Work instructions – Wherever the string "acres" appears in a line, extract that line.

(Collection entries)

#####

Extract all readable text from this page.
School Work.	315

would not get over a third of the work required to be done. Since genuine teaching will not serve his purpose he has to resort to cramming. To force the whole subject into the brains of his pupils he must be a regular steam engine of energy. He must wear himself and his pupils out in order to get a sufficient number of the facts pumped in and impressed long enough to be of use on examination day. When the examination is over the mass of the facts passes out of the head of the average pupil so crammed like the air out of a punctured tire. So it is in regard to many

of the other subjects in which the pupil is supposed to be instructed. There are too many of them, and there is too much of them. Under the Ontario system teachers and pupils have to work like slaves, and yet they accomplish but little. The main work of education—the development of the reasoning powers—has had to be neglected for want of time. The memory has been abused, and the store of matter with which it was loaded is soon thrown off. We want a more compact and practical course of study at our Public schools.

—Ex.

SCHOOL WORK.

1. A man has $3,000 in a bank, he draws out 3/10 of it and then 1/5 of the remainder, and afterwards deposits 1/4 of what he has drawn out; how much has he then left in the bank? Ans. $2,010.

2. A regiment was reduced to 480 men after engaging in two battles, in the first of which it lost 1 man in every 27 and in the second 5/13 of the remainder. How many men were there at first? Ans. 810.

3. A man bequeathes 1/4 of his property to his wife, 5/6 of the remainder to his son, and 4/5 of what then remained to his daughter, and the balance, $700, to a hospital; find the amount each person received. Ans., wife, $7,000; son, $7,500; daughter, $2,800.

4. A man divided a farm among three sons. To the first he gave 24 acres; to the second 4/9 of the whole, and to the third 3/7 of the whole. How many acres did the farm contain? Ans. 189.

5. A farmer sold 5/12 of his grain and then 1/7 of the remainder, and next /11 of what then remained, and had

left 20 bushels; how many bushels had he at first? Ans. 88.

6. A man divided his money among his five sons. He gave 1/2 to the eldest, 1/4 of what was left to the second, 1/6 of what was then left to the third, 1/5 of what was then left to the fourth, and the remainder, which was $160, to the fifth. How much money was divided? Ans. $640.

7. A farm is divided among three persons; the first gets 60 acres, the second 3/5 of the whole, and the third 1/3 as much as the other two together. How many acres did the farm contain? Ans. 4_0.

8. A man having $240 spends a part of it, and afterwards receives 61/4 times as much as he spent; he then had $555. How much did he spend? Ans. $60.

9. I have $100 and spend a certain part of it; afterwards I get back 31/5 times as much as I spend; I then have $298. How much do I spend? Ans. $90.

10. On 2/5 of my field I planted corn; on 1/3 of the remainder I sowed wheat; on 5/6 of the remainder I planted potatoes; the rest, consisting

#####

Written answer –
4. A man divided a farm among three sons. To the first he gave 24 acres; to the second 4/9 of the whole, and to the third 3/7 of the whole. How many acres did the farm contain? Ans. 189.
7. A farm is divided among three persons; the first gets 60 acres, the second 3/5 of the whole, and the third 1/3 as much as the other two together. How many acres did the farm contain? Ans. 4_0.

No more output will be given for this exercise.